(Dataset items)
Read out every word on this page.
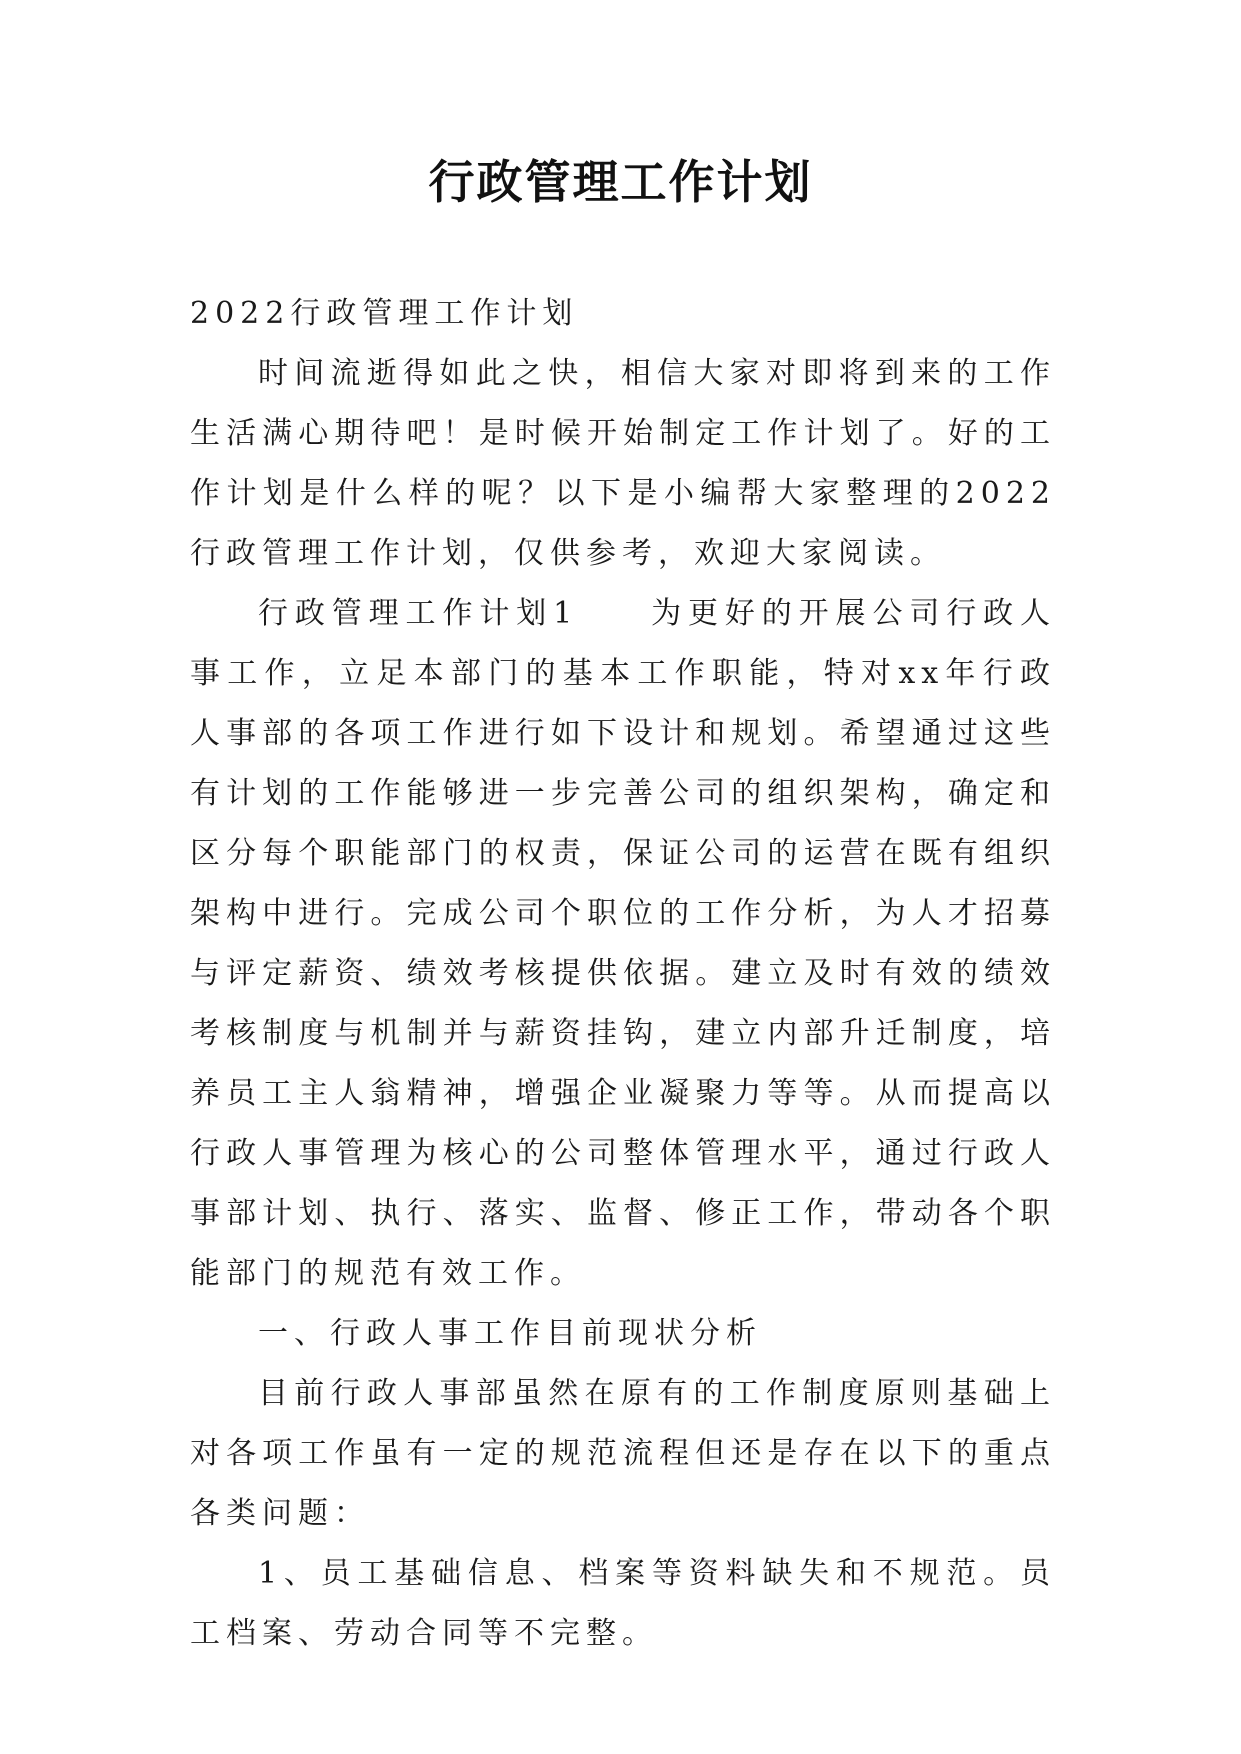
行政管理工作计划

2022行政管理工作计划

时间流逝得如此之快，相信大家对即将到来的工作生活满心期待吧！是时候开始制定工作计划了。好的工作计划是什么样的呢？以下是小编帮大家整理的2022行政管理工作计划，仅供参考，欢迎大家阅读。

行政管理工作计划1 为更好的开展公司行政人事工作，立足本部门的基本工作职能，特对xx年行政人事部的各项工作进行如下设计和规划。希望通过这些有计划的工作能够进一步完善公司的组织架构，确定和区分每个职能部门的权责，保证公司的运营在既有组织架构中进行。完成公司个职位的工作分析，为人才招募与评定薪资、绩效考核提供依据。建立及时有效的绩效考核制度与机制并与薪资挂钩，建立内部升迁制度，培养员工主人翁精神，增强企业凝聚力等等。从而提高以行政人事管理为核心的公司整体管理水平，通过行政人事部计划、执行、落实、监督、修正工作，带动各个职能部门的规范有效工作。

一、行政人事工作目前现状分析

目前行政人事部虽然在原有的工作制度原则基础上对各项工作虽有一定的规范流程但还是存在以下的重点各类问题：

1、员工基础信息、档案等资料缺失和不规范。员工档案、劳动合同等不完整。
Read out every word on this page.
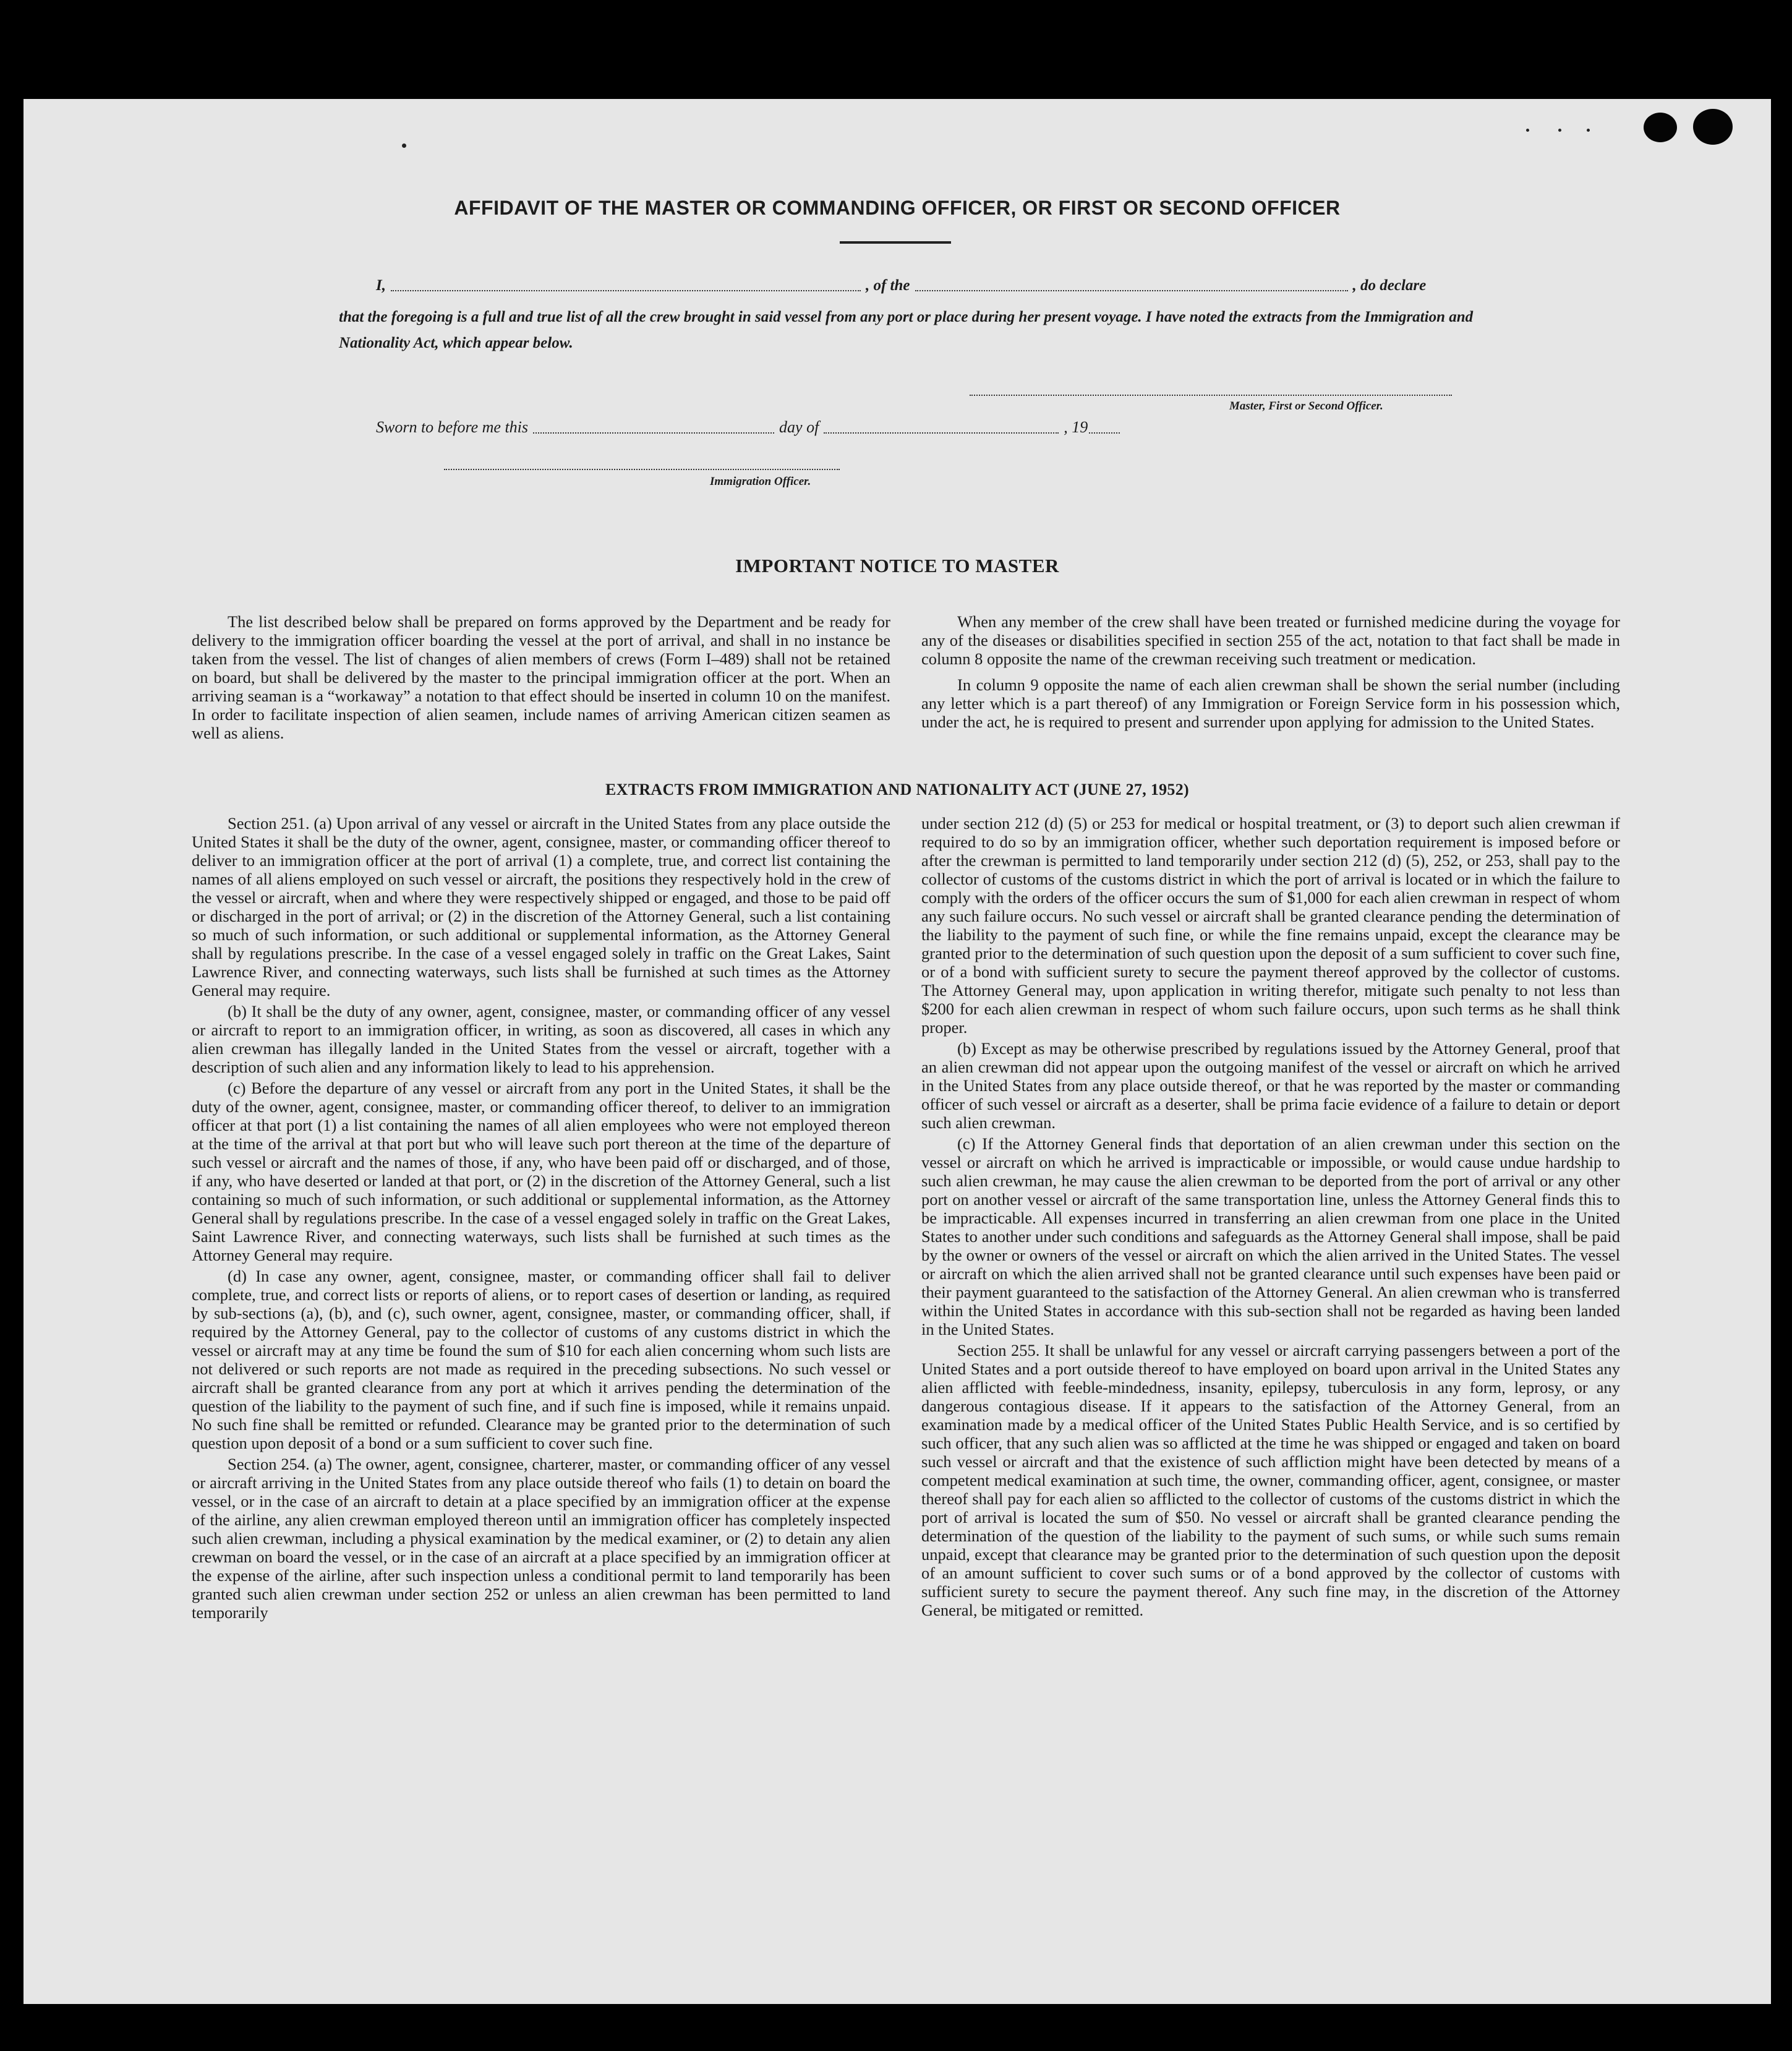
AFFIDAVIT OF THE MASTER OR COMMANDING OFFICER, OR FIRST OR SECOND OFFICER
I,	, of the	, do declare
that the foregoing is a full and true list of all the crew brought in said vessel from any port or place during her present voyage. I have noted the extracts from the Immigration and Nationality Act, which appear below.
Master, First or Second Officer.
Sworn to before me this	day of	, 19
Immigration Officer.
IMPORTANT NOTICE TO MASTER

The list described below shall be prepared on forms approved by the Department and be ready for delivery to the immigration officer boarding the vessel at the port of arrival, and shall in no instance be taken from the vessel. The list of changes of alien members of crews (Form I–489) shall not be retained on board, but shall be delivered by the master to the principal immigration officer at the port. When an arriving seaman is a “workaway” a notation to that effect should be inserted in column 10 on the manifest. In order to facilitate inspection of alien seamen, include names of arriving American citizen seamen as well as aliens.

When any member of the crew shall have been treated or furnished medicine during the voyage for any of the diseases or disabilities specified in section 255 of the act, notation to that fact shall be made in column 8 opposite the name of the crewman receiving such treatment or medication.

In column 9 opposite the name of each alien crewman shall be shown the serial number (including any letter which is a part thereof) of any Immigration or Foreign Service form in his possession which, under the act, he is required to present and surrender upon applying for admission to the United States.

EXTRACTS FROM IMMIGRATION AND NATIONALITY ACT (JUNE 27, 1952)

Section 251. (a) Upon arrival of any vessel or aircraft in the United States from any place outside the United States it shall be the duty of the owner, agent, consignee, master, or commanding officer thereof to deliver to an immigration officer at the port of arrival (1) a complete, true, and correct list containing the names of all aliens employed on such vessel or aircraft, the positions they respectively hold in the crew of the vessel or aircraft, when and where they were respectively shipped or engaged, and those to be paid off or discharged in the port of arrival; or (2) in the discretion of the Attorney General, such a list containing so much of such information, or such additional or supplemental information, as the Attorney General shall by regulations prescribe. In the case of a vessel engaged solely in traffic on the Great Lakes, Saint Lawrence River, and connecting waterways, such lists shall be furnished at such times as the Attorney General may require.

(b) It shall be the duty of any owner, agent, consignee, master, or commanding officer of any vessel or aircraft to report to an immigration officer, in writing, as soon as discovered, all cases in which any alien crewman has illegally landed in the United States from the vessel or aircraft, together with a description of such alien and any information likely to lead to his apprehension.

(c) Before the departure of any vessel or aircraft from any port in the United States, it shall be the duty of the owner, agent, consignee, master, or commanding officer thereof, to deliver to an immigration officer at that port (1) a list containing the names of all alien employees who were not employed thereon at the time of the arrival at that port but who will leave such port thereon at the time of the departure of such vessel or aircraft and the names of those, if any, who have been paid off or discharged, and of those, if any, who have deserted or landed at that port, or (2) in the discretion of the Attorney General, such a list containing so much of such information, or such additional or supplemental information, as the Attorney General shall by regulations prescribe. In the case of a vessel engaged solely in traffic on the Great Lakes, Saint Lawrence River, and connecting waterways, such lists shall be furnished at such times as the Attorney General may require.

(d) In case any owner, agent, consignee, master, or commanding officer shall fail to deliver complete, true, and correct lists or reports of aliens, or to report cases of desertion or landing, as required by sub-sections (a), (b), and (c), such owner, agent, consignee, master, or commanding officer, shall, if required by the Attorney General, pay to the collector of customs of any customs district in which the vessel or aircraft may at any time be found the sum of $10 for each alien concerning whom such lists are not delivered or such reports are not made as required in the preceding subsections. No such vessel or aircraft shall be granted clearance from any port at which it arrives pending the determination of the question of the liability to the payment of such fine, and if such fine is imposed, while it remains unpaid. No such fine shall be remitted or refunded. Clearance may be granted prior to the determination of such question upon deposit of a bond or a sum sufficient to cover such fine.

Section 254. (a) The owner, agent, consignee, charterer, master, or commanding officer of any vessel or aircraft arriving in the United States from any place outside thereof who fails (1) to detain on board the vessel, or in the case of an aircraft to detain at a place specified by an immigration officer at the expense of the airline, any alien crewman employed thereon until an immigration officer has completely inspected such alien crewman, including a physical examination by the medical examiner, or (2) to detain any alien crewman on board the vessel, or in the case of an aircraft at a place specified by an immigration officer at the expense of the airline, after such inspection unless a conditional permit to land temporarily has been granted such alien crewman under section 252 or unless an alien crewman has been permitted to land temporarily

under section 212 (d) (5) or 253 for medical or hospital treatment, or (3) to deport such alien crewman if required to do so by an immigration officer, whether such deportation requirement is imposed before or after the crewman is permitted to land temporarily under section 212 (d) (5), 252, or 253, shall pay to the collector of customs of the customs district in which the port of arrival is located or in which the failure to comply with the orders of the officer occurs the sum of $1,000 for each alien crewman in respect of whom any such failure occurs. No such vessel or aircraft shall be granted clearance pending the determination of the liability to the payment of such fine, or while the fine remains unpaid, except the clearance may be granted prior to the determination of such question upon the deposit of a sum sufficient to cover such fine, or of a bond with sufficient surety to secure the payment thereof approved by the collector of customs. The Attorney General may, upon application in writing therefor, mitigate such penalty to not less than $200 for each alien crewman in respect of whom such failure occurs, upon such terms as he shall think proper.

(b) Except as may be otherwise prescribed by regulations issued by the Attorney General, proof that an alien crewman did not appear upon the outgoing manifest of the vessel or aircraft on which he arrived in the United States from any place outside thereof, or that he was reported by the master or commanding officer of such vessel or aircraft as a deserter, shall be prima facie evidence of a failure to detain or deport such alien crewman.

(c) If the Attorney General finds that deportation of an alien crewman under this section on the vessel or aircraft on which he arrived is impracticable or impossible, or would cause undue hardship to such alien crewman, he may cause the alien crewman to be deported from the port of arrival or any other port on another vessel or aircraft of the same transportation line, unless the Attorney General finds this to be impracticable. All expenses incurred in transferring an alien crewman from one place in the United States to another under such conditions and safeguards as the Attorney General shall impose, shall be paid by the owner or owners of the vessel or aircraft on which the alien arrived in the United States. The vessel or aircraft on which the alien arrived shall not be granted clearance until such expenses have been paid or their payment guaranteed to the satisfaction of the Attorney General. An alien crewman who is transferred within the United States in accordance with this sub-section shall not be regarded as having been landed in the United States.

Section 255. It shall be unlawful for any vessel or aircraft carrying passengers between a port of the United States and a port outside thereof to have employed on board upon arrival in the United States any alien afflicted with feeble-mindedness, insanity, epilepsy, tuberculosis in any form, leprosy, or any dangerous contagious disease. If it appears to the satisfaction of the Attorney General, from an examination made by a medical officer of the United States Public Health Service, and is so certified by such officer, that any such alien was so afflicted at the time he was shipped or engaged and taken on board such vessel or aircraft and that the existence of such affliction might have been detected by means of a competent medical examination at such time, the owner, commanding officer, agent, consignee, or master thereof shall pay for each alien so afflicted to the collector of customs of the customs district in which the port of arrival is located the sum of $50. No vessel or aircraft shall be granted clearance pending the determination of the question of the liability to the payment of such sums, or while such sums remain unpaid, except that clearance may be granted prior to the determination of such question upon the deposit of an amount sufficient to cover such sums or of a bond approved by the collector of customs with sufficient surety to secure the payment thereof. Any such fine may, in the discretion of the Attorney General, be mitigated or remitted.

WHAT THE EXERCISE ASKS
Report only the number of lines in the records that include the word "notation".

WRITTEN SOLUTION
2